Each entry in the listing below should be restated word for word.

-- BEGIN Data --

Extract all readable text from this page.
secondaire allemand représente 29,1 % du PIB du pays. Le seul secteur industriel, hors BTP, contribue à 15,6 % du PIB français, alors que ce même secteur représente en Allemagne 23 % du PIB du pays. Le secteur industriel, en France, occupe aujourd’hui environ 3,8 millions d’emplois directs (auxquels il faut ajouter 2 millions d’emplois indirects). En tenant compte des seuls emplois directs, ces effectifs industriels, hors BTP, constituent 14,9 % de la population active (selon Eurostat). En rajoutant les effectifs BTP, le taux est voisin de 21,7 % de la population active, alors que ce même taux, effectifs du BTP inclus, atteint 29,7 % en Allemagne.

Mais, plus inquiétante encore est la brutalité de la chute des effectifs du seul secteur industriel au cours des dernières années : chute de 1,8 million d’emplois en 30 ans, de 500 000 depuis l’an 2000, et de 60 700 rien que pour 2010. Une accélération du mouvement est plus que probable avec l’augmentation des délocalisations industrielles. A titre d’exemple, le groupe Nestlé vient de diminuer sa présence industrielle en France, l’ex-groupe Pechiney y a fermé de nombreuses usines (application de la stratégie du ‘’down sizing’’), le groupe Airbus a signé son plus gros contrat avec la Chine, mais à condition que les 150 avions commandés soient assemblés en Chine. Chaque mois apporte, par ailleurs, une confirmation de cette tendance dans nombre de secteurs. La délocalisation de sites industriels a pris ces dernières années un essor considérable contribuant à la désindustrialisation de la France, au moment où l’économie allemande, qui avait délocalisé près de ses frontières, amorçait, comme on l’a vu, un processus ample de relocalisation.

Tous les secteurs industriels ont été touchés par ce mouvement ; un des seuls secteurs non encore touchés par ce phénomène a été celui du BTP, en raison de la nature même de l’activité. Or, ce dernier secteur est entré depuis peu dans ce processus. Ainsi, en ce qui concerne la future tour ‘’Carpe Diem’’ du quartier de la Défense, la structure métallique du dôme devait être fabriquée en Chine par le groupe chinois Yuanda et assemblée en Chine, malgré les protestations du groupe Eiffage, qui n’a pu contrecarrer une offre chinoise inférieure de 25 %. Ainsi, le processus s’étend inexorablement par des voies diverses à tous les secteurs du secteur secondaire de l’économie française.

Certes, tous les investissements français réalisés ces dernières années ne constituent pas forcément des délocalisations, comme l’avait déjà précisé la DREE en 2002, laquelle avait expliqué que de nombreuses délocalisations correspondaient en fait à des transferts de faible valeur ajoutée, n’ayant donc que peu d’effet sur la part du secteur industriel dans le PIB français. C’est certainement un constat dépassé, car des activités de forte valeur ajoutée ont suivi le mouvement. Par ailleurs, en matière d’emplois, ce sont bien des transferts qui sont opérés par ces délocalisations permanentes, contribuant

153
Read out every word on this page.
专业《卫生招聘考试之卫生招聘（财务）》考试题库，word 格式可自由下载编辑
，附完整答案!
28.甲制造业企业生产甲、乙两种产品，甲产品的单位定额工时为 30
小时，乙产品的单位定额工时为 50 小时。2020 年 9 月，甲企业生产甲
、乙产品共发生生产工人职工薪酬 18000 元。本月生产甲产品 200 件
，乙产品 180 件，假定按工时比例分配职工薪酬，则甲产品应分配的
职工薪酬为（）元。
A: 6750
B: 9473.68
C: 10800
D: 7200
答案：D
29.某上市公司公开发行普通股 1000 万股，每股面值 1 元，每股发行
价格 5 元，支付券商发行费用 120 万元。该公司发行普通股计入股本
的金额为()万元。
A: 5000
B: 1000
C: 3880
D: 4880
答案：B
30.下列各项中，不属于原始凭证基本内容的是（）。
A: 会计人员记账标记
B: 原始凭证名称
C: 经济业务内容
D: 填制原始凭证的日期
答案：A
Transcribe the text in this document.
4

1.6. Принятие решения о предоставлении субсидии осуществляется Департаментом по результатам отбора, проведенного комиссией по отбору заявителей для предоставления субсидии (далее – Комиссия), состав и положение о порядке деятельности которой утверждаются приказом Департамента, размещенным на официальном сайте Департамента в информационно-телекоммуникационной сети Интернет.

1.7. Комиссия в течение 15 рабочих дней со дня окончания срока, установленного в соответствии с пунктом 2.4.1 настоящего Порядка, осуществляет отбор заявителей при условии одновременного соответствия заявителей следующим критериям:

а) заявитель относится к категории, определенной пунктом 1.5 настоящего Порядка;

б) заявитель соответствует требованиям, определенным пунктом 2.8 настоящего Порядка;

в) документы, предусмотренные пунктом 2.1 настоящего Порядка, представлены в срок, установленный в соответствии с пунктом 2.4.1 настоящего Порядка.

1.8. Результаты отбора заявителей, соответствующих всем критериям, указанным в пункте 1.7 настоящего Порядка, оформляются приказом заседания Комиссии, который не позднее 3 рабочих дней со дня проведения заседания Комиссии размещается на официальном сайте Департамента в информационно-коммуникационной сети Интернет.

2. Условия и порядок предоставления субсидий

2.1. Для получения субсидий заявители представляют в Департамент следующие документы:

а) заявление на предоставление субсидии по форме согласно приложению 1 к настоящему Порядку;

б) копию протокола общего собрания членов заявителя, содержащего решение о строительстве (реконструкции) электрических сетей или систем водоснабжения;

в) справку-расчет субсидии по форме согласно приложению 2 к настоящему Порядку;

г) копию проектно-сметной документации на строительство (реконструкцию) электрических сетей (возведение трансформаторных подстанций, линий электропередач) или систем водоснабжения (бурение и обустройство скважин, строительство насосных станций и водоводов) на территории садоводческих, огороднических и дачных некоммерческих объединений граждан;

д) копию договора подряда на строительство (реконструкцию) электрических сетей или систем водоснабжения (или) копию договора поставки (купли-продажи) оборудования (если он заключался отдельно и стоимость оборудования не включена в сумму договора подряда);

-- END Data --

**Answer to the exercise**
Extract all readable text from this page.
secondaire allemand représente 29,1 % du PIB du pays. Le seul secteur industriel, hors BTP, contribue à 15,6 % du PIB français, alors que ce même secteur représente en Allemagne 23 % du PIB du pays. Le secteur industriel, en France, occupe aujourd’hui environ 3,8 millions d’emplois directs (auxquels il faut ajouter 2 millions d’emplois indirects). En tenant compte des seuls emplois directs, ces effectifs industriels, hors BTP, constituent 14,9 % de la population active (selon Eurostat). En rajoutant les effectifs BTP, le taux est voisin de 21,7 % de la population active, alors que ce même taux, effectifs du BTP inclus, atteint 29,7 % en Allemagne.

Mais, plus inquiétante encore est la brutalité de la chute des effectifs du seul secteur industriel au cours des dernières années : chute de 1,8 million d’emplois en 30 ans, de 500 000 depuis l’an 2000, et de 60 700 rien que pour 2010. Une accélération du mouvement est plus que probable avec l’augmentation des délocalisations industrielles. A titre d’exemple, le groupe Nestlé vient de diminuer sa présence industrielle en France, l’ex-groupe Pechiney y a fermé de nombreuses usines (application de la stratégie du ‘’down sizing’’), le groupe Airbus a signé son plus gros contrat avec la Chine, mais à condition que les 150 avions commandés soient assemblés en Chine. Chaque mois apporte, par ailleurs, une confirmation de cette tendance dans nombre de secteurs. La délocalisation de sites industriels a pris ces dernières années un essor considérable contribuant à la désindustrialisation de la France, au moment où l’économie allemande, qui avait délocalisé près de ses frontières, amorçait, comme on l’a vu, un processus ample de relocalisation.

Tous les secteurs industriels ont été touchés par ce mouvement ; un des seuls secteurs non encore touchés par ce phénomène a été celui du BTP, en raison de la nature même de l’activité. Or, ce dernier secteur est entré depuis peu dans ce processus. Ainsi, en ce qui concerne la future tour ‘’Carpe Diem’’ du quartier de la Défense, la structure métallique du dôme devait être fabriquée en Chine par le groupe chinois Yuanda et assemblée en Chine, malgré les protestations du groupe Eiffage, qui n’a pu contrecarrer une offre chinoise inférieure de 25 %. Ainsi, le processus s’étend inexorablement par des voies diverses à tous les secteurs du secteur secondaire de l’économie française.

Certes, tous les investissements français réalisés ces dernières années ne constituent pas forcément des délocalisations, comme l’avait déjà précisé la DREE en 2002, laquelle avait expliqué que de nombreuses délocalisations correspondaient en fait à des transferts de faible valeur ajoutée, n’ayant donc que peu d’effet sur la part du secteur industriel dans le PIB français. C’est certainement un constat dépassé, car des activités de forte valeur ajoutée ont suivi le mouvement. Par ailleurs, en matière d’emplois, ce sont bien des transferts qui sont opérés par ces délocalisations permanentes, contribuant

153
Read out every word on this page.
专业《卫生招聘考试之卫生招聘（财务）》考试题库，word 格式可自由下载编辑
，附完整答案!
28.甲制造业企业生产甲、乙两种产品，甲产品的单位定额工时为 30
小时，乙产品的单位定额工时为 50 小时。2020 年 9 月，甲企业生产甲
、乙产品共发生生产工人职工薪酬 18000 元。本月生产甲产品 200 件
，乙产品 180 件，假定按工时比例分配职工薪酬，则甲产品应分配的
职工薪酬为（）元。
A: 6750
B: 9473.68
C: 10800
D: 7200
答案：D
29.某上市公司公开发行普通股 1000 万股，每股面值 1 元，每股发行
价格 5 元，支付券商发行费用 120 万元。该公司发行普通股计入股本
的金额为()万元。
A: 5000
B: 1000
C: 3880
D: 4880
答案：B
30.下列各项中，不属于原始凭证基本内容的是（）。
A: 会计人员记账标记
B: 原始凭证名称
C: 经济业务内容
D: 填制原始凭证的日期
答案：A
Transcribe the text in this document.
4

1.6. Принятие решения о предоставлении субсидии осуществляется Департаментом по результатам отбора, проведенного комиссией по отбору заявителей для предоставления субсидии (далее – Комиссия), состав и положение о порядке деятельности которой утверждаются приказом Департамента, размещенным на официальном сайте Департамента в информационно-телекоммуникационной сети Интернет.

1.7. Комиссия в течение 15 рабочих дней со дня окончания срока, установленного в соответствии с пунктом 2.4.1 настоящего Порядка, осуществляет отбор заявителей при условии одновременного соответствия заявителей следующим критериям:

а) заявитель относится к категории, определенной пунктом 1.5 настоящего Порядка;

б) заявитель соответствует требованиям, определенным пунктом 2.8 настоящего Порядка;

в) документы, предусмотренные пунктом 2.1 настоящего Порядка, представлены в срок, установленный в соответствии с пунктом 2.4.1 настоящего Порядка.

1.8. Результаты отбора заявителей, соответствующих всем критериям, указанным в пункте 1.7 настоящего Порядка, оформляются приказом заседания Комиссии, который не позднее 3 рабочих дней со дня проведения заседания Комиссии размещается на официальном сайте Департамента в информационно-коммуникационной сети Интернет.

2. Условия и порядок предоставления субсидий

2.1. Для получения субсидий заявители представляют в Департамент следующие документы:

а) заявление на предоставление субсидии по форме согласно приложению 1 к настоящему Порядку;

б) копию протокола общего собрания членов заявителя, содержащего решение о строительстве (реконструкции) электрических сетей или систем водоснабжения;

в) справку-расчет субсидии по форме согласно приложению 2 к настоящему Порядку;

г) копию проектно-сметной документации на строительство (реконструкцию) электрических сетей (возведение трансформаторных подстанций, линий электропередач) или систем водоснабжения (бурение и обустройство скважин, строительство насосных станций и водоводов) на территории садоводческих, огороднических и дачных некоммерческих объединений граждан;

д) копию договора подряда на строительство (реконструкцию) электрических сетей или систем водоснабжения (или) копию договора поставки (купли-продажи) оборудования (если он заключался отдельно и стоимость оборудования не включена в сумму договора подряда);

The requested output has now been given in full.